WHAT IS EXPECTED — Quote each line exactly, from the line that contains "Parse this screenshot: output" down to the last line of the listing, and no other lines.

INFORMATION SUPPLIED —

-- -- --

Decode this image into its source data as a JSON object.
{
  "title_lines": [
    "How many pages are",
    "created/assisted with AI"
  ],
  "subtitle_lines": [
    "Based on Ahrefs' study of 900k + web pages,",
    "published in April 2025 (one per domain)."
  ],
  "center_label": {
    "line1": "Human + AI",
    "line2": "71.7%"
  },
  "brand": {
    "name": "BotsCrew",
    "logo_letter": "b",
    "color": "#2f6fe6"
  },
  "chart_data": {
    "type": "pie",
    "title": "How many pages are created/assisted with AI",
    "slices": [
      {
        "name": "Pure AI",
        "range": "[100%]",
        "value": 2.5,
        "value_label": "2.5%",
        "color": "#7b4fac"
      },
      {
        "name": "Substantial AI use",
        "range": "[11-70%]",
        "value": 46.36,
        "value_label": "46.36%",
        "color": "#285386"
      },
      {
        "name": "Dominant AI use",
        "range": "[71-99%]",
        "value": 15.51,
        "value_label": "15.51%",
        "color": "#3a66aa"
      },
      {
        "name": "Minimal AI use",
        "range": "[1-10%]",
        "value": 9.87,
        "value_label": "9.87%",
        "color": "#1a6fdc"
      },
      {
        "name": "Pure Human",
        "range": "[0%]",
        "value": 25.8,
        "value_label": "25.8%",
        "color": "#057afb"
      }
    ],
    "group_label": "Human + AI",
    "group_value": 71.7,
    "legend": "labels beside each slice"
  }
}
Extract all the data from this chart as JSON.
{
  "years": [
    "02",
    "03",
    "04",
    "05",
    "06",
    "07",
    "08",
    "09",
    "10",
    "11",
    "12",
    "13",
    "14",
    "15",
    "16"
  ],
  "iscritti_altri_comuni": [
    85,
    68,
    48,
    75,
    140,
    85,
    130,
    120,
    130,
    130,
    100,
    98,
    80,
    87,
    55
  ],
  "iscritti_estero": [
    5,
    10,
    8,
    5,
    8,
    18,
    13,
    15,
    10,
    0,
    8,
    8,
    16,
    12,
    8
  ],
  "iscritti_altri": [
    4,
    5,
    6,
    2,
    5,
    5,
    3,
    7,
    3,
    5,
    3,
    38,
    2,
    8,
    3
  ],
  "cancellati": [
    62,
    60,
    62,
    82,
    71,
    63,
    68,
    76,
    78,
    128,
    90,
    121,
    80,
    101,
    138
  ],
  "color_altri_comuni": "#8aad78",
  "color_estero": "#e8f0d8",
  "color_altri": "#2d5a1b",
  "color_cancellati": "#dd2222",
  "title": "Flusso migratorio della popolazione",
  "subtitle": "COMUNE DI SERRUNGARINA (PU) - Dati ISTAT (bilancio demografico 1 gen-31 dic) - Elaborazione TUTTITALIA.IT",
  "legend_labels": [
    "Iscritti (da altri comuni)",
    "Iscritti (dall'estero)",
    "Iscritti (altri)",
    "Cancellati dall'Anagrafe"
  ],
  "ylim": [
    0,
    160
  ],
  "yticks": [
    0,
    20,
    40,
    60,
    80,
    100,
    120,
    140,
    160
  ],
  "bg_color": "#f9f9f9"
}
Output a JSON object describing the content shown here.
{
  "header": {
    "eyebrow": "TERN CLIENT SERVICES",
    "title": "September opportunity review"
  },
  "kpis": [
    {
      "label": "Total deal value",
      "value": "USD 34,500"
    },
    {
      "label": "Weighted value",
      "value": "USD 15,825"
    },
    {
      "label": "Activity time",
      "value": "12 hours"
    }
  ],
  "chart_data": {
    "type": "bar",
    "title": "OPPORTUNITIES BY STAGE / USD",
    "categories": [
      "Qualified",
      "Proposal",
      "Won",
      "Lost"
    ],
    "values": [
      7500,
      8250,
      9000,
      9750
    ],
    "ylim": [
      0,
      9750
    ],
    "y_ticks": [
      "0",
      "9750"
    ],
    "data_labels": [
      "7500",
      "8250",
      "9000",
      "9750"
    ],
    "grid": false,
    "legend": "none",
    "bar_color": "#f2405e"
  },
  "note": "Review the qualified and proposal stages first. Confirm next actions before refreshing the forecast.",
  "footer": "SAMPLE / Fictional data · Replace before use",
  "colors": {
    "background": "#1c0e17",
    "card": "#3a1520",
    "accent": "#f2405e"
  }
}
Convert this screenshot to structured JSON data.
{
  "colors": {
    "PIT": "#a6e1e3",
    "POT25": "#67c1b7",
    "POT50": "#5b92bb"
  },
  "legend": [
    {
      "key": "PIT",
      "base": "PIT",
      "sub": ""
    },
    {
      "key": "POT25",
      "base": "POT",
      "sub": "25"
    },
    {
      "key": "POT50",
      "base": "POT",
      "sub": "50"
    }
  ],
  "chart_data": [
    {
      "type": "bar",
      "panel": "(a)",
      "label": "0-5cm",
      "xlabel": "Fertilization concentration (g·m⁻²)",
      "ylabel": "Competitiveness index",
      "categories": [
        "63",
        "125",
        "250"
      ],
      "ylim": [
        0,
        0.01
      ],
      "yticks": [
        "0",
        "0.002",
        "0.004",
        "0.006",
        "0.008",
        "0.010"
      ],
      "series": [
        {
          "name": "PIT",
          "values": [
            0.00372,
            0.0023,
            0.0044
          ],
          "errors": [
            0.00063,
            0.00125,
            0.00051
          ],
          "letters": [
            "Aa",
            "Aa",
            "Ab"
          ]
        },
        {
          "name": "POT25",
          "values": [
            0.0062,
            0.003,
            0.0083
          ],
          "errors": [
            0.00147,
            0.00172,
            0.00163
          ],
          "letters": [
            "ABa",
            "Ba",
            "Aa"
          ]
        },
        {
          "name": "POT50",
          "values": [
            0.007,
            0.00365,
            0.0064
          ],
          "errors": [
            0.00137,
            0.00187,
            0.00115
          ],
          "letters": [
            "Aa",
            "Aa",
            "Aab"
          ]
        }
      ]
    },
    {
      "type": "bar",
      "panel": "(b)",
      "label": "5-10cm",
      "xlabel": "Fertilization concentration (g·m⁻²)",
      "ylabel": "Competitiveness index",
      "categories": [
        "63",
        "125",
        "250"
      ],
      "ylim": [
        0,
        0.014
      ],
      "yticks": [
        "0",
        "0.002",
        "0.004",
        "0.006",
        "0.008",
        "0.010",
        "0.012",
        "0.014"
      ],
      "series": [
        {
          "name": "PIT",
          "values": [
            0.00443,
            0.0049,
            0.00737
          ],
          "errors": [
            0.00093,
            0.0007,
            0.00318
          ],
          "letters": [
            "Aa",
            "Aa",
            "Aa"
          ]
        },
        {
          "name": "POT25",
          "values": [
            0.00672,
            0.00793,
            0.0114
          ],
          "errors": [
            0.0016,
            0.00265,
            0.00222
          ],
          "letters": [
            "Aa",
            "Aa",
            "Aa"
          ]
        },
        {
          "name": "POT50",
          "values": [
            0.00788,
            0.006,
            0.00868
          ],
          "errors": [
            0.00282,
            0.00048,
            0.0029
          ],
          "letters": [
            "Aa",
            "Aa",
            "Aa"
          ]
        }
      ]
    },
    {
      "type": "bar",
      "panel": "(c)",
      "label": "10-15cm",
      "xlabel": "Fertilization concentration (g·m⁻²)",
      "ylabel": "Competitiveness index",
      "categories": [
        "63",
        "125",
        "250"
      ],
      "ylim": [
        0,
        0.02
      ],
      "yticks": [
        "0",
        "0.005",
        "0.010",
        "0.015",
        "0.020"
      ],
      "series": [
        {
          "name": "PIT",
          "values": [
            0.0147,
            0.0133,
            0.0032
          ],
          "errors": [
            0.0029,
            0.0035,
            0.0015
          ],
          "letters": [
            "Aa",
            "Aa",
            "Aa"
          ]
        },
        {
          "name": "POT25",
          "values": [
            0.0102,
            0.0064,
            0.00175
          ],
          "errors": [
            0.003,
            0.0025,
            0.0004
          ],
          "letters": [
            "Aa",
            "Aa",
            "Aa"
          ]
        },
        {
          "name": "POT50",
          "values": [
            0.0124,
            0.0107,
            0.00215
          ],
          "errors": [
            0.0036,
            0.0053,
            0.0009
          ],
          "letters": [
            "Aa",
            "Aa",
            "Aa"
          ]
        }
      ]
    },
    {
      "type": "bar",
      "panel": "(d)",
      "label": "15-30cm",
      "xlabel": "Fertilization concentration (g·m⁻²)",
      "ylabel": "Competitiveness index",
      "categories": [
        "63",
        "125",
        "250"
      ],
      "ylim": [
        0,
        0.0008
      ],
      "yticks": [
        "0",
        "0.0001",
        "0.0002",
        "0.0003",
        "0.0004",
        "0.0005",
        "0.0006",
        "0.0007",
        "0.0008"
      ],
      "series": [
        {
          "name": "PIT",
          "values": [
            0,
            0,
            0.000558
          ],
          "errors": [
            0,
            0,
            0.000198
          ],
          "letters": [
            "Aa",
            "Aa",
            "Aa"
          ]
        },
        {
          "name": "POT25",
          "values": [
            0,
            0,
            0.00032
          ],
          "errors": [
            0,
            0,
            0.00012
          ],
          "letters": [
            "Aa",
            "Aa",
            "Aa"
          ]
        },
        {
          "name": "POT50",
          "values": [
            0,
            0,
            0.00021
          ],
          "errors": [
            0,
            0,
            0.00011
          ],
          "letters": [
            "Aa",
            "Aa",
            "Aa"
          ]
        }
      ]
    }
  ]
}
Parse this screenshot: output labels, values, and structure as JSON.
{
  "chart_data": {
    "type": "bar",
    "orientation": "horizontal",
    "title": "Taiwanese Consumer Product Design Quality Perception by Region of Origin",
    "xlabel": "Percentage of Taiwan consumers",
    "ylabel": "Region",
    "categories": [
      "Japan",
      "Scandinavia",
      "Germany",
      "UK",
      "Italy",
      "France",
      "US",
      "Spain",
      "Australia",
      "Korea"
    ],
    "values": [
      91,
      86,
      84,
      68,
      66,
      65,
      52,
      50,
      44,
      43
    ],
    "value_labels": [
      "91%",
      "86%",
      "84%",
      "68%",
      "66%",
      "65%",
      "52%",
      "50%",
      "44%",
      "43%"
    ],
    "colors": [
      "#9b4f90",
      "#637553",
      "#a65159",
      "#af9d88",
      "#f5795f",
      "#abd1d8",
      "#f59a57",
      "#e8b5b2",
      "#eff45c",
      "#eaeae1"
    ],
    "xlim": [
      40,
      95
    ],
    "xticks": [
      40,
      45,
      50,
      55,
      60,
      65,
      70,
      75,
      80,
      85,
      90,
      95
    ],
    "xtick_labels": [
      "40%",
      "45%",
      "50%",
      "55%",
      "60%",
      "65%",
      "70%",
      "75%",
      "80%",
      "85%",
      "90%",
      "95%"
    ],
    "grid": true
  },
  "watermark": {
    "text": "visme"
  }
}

-- -- --

PROBLEM SOLUTION —
Parse this screenshot: output labels, values, and structure as JSON.
{
  "chart_data": {
    "type": "bar",
    "orientation": "horizontal",
    "title": "Taiwanese Consumer Product Design Quality Perception by Region of Origin",
    "xlabel": "Percentage of Taiwan consumers",
    "ylabel": "Region",
    "categories": [
      "Japan",
      "Scandinavia",
      "Germany",
      "UK",
      "Italy",
      "France",
      "US",
      "Spain",
      "Australia",
      "Korea"
    ],
    "values": [
      91,
      86,
      84,
      68,
      66,
      65,
      52,
      50,
      44,
      43
    ],
    "value_labels": [
      "91%",
      "86%",
      "84%",
      "68%",
      "66%",
      "65%",
      "52%",
      "50%",
      "44%",
      "43%"
    ],
    "colors": [
      "#9b4f90",
      "#637553",
      "#a65159",
      "#af9d88",
      "#f5795f",
      "#abd1d8",
      "#f59a57",
      "#e8b5b2",
      "#eff45c",
      "#eaeae1"
    ],
    "xlim": [
      40,
      95
    ],
    "xticks": [
      40,
      45,
      50,
      55,
      60,
      65,
      70,
      75,
      80,
      85,
      90,
      95
    ],
    "xtick_labels": [
      "40%",
      "45%",
      "50%",
      "55%",
      "60%",
      "65%",
      "70%",
      "75%",
      "80%",
      "85%",
      "90%",
      "95%"
    ],
    "grid": true
  },
  "watermark": {
    "text": "visme"
  }
}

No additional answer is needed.